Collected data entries
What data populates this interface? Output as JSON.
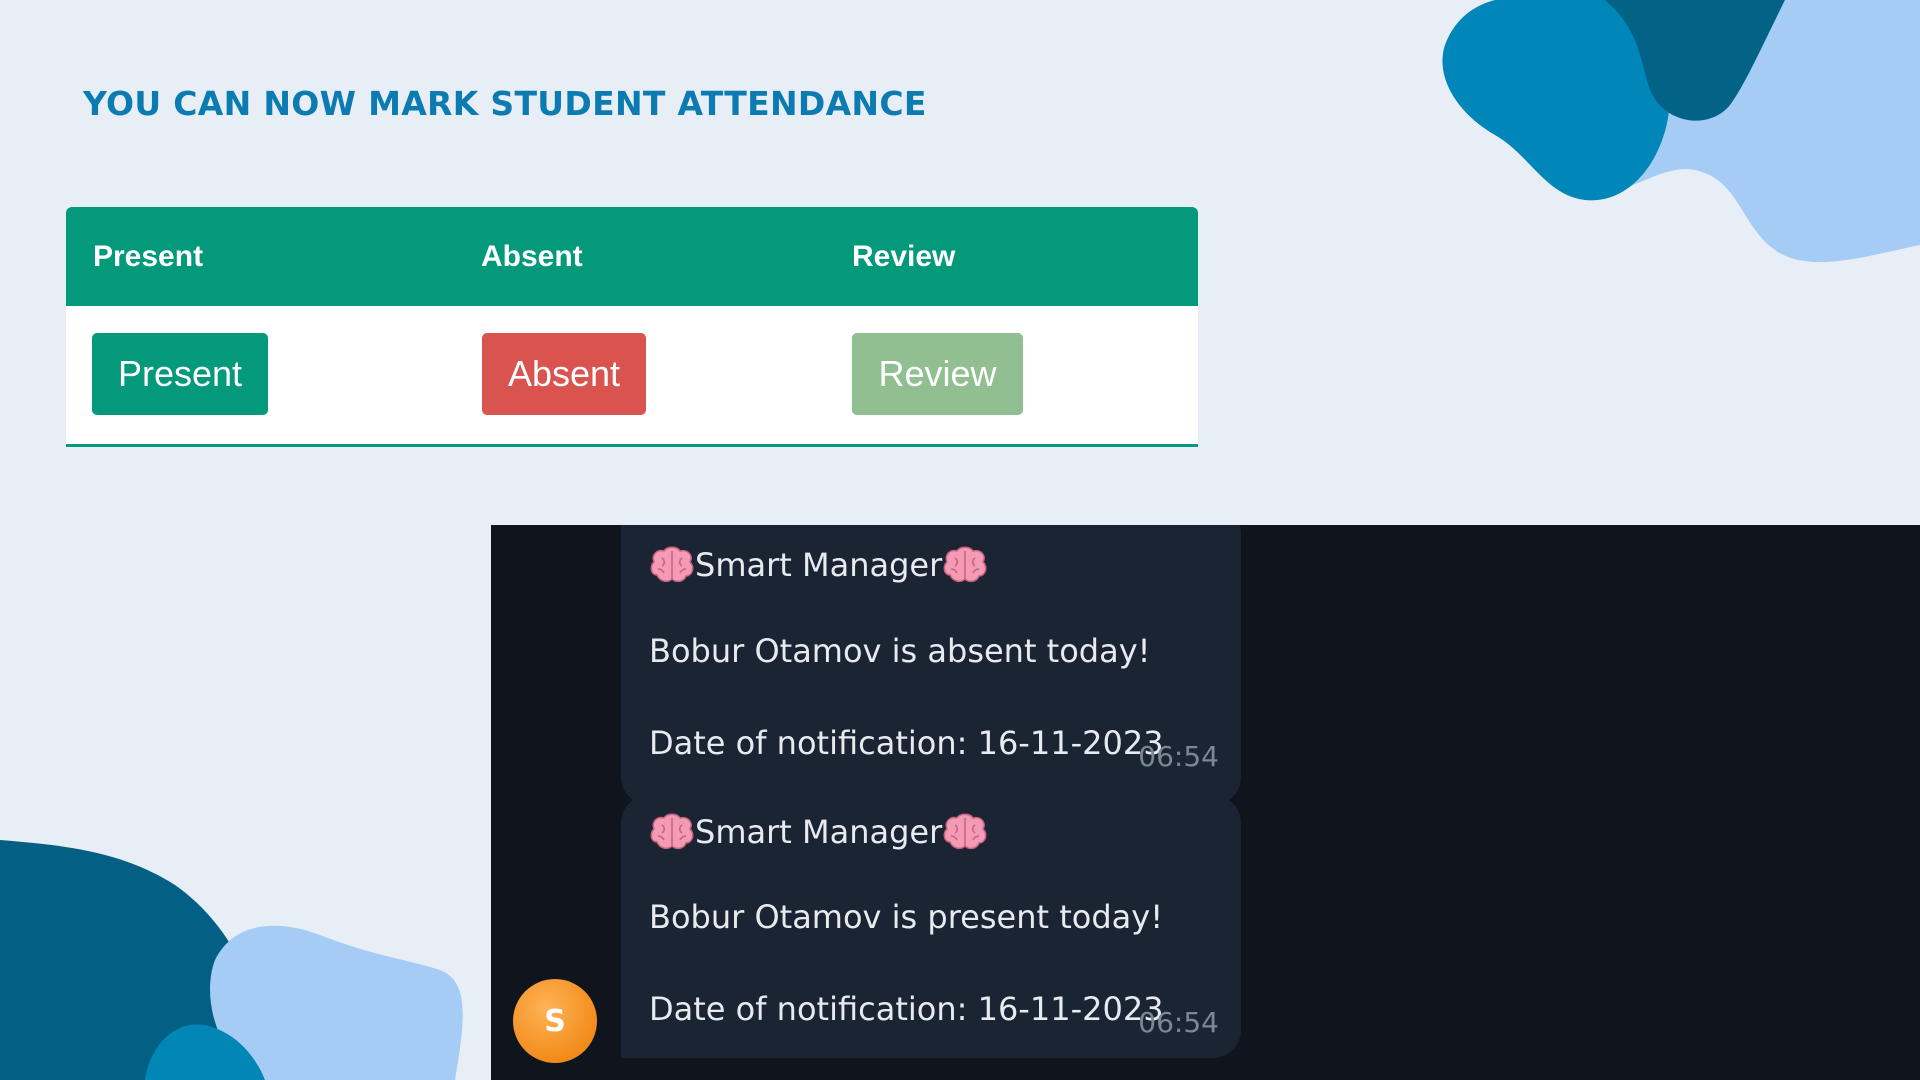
{
  "headline": "YOU CAN NOW MARK STUDENT ATTENDANCE",
  "attendance_table": {
    "columns": [
      "Present",
      "Absent",
      "Review"
    ],
    "buttons": {
      "present": "Present",
      "absent": "Absent",
      "review": "Review"
    }
  },
  "chat": {
    "messages": [
      {
        "sender": "Smart Manager",
        "text": "Bobur Otamov is absent today!",
        "date_line": "Date of notification: 16-11-2023",
        "time": "06:54"
      },
      {
        "sender": "Smart Manager",
        "text": "Bobur Otamov is present today!",
        "date_line": "Date of notification: 16-11-2023",
        "time": "06:54"
      }
    ],
    "avatar_initial": "S",
    "title_icon": "brain-emoji"
  },
  "colors": {
    "background": "#e8eef6",
    "headline": "#0b7bb2",
    "table_header": "#03997a",
    "present": "#03997a",
    "absent": "#d9534f",
    "review": "#92bf92",
    "chat_background": "#0f141d",
    "bubble": "#1a2432",
    "avatar": "#f28c1b"
  }
}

_The task_: Determine how many lines of the data contain "text" and give nothing but that number.

_Answer to the task_: 2